Task input
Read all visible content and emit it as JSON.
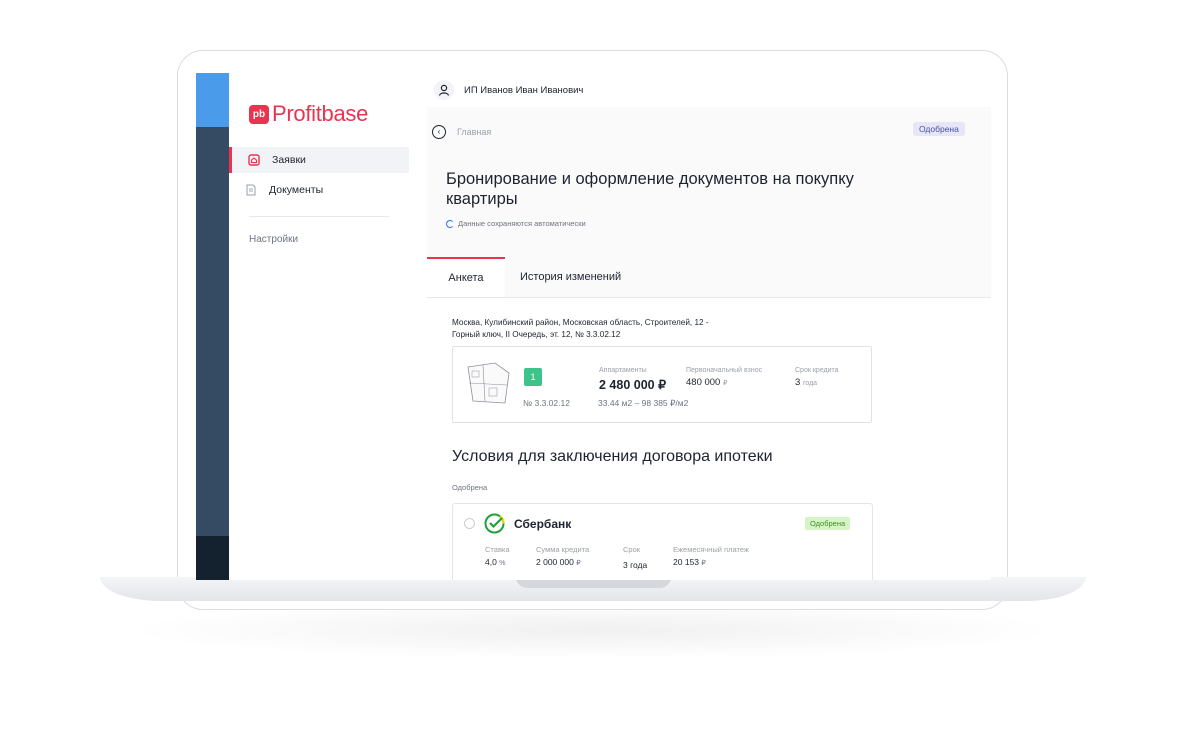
{
  "app": {
    "logo_badge": "pb",
    "logo_text": "Profitbase",
    "brand_color": "#e8344e"
  },
  "sidebar": {
    "items": [
      {
        "label": "Заявки",
        "icon": "house-icon",
        "active": true
      },
      {
        "label": "Документы",
        "icon": "document-icon",
        "active": false
      }
    ],
    "settings_label": "Настройки"
  },
  "header": {
    "user_name": "ИП Иванов Иван Иванович"
  },
  "breadcrumb": {
    "home": "Главная"
  },
  "request": {
    "status": "Одобрена",
    "title": "Бронирование и оформление документов на покупку квартиры",
    "autosave": "Данные сохраняются автоматически"
  },
  "tabs": [
    {
      "label": "Анкета",
      "active": true
    },
    {
      "label": "История изменений",
      "active": false
    }
  ],
  "flat": {
    "address_line1": "Москва, Кулибинский район, Московская область, Строителей, 12 -",
    "address_line2": "Горный ключ, II Очередь, эт. 12, № 3.3.02.12",
    "floor_badge": "1",
    "number": "№ 3.3.02.12",
    "type_label": "Аппартаменты",
    "price": "2 480 000 ₽",
    "area": "33.44 м2 – 98 385 ₽/м2",
    "down_payment_label": "Первоначальный взнос",
    "down_payment": "480 000",
    "down_payment_unit": "₽",
    "term_label": "Срок кредита",
    "term": "3",
    "term_unit": "года"
  },
  "mortgage": {
    "section_title": "Условия для заключения договора ипотеки",
    "group_label": "Одобрена",
    "bank": {
      "name": "Сбербанк",
      "icon": "sberbank-logo-icon",
      "status": "Одобрена",
      "rate_label": "Ставка",
      "rate": "4,0",
      "rate_unit": "%",
      "amount_label": "Сумма кредита",
      "amount": "2 000 000",
      "amount_unit": "₽",
      "term_label": "Срок",
      "term": "3 года",
      "payment_label": "Ежемесячный платеж",
      "payment": "20 153",
      "payment_unit": "₽"
    }
  }
}
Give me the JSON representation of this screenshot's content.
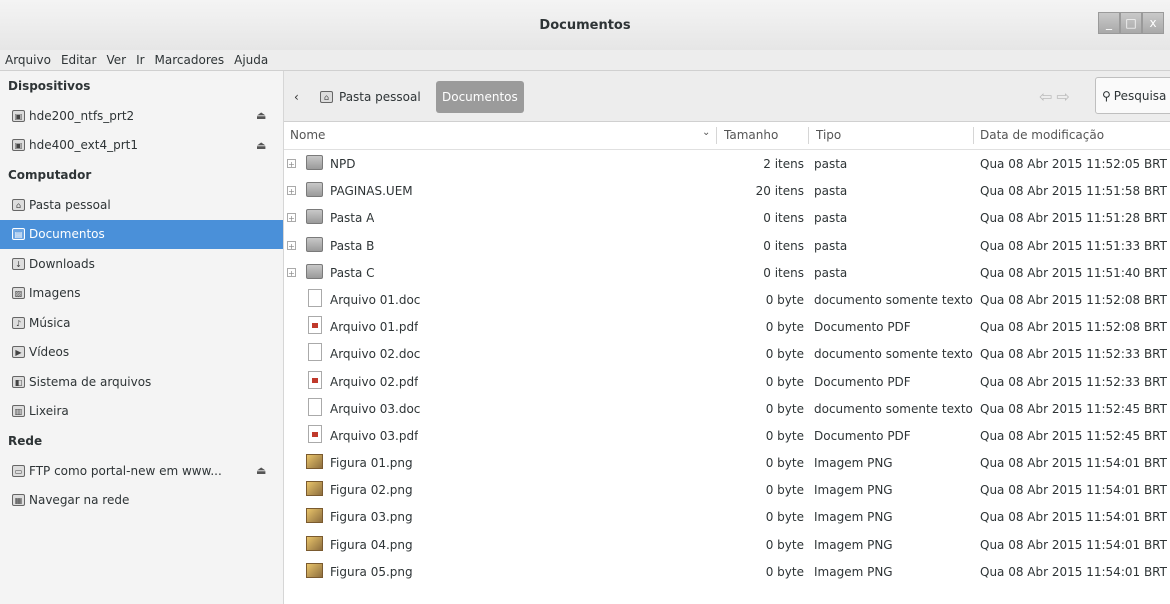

Exercise description
Which lines in the listing above hold the word "content"? Show each of them.

Answer below
Read all visible content and emit it as JSON.
Give me the JSON representation of this screenshot's content.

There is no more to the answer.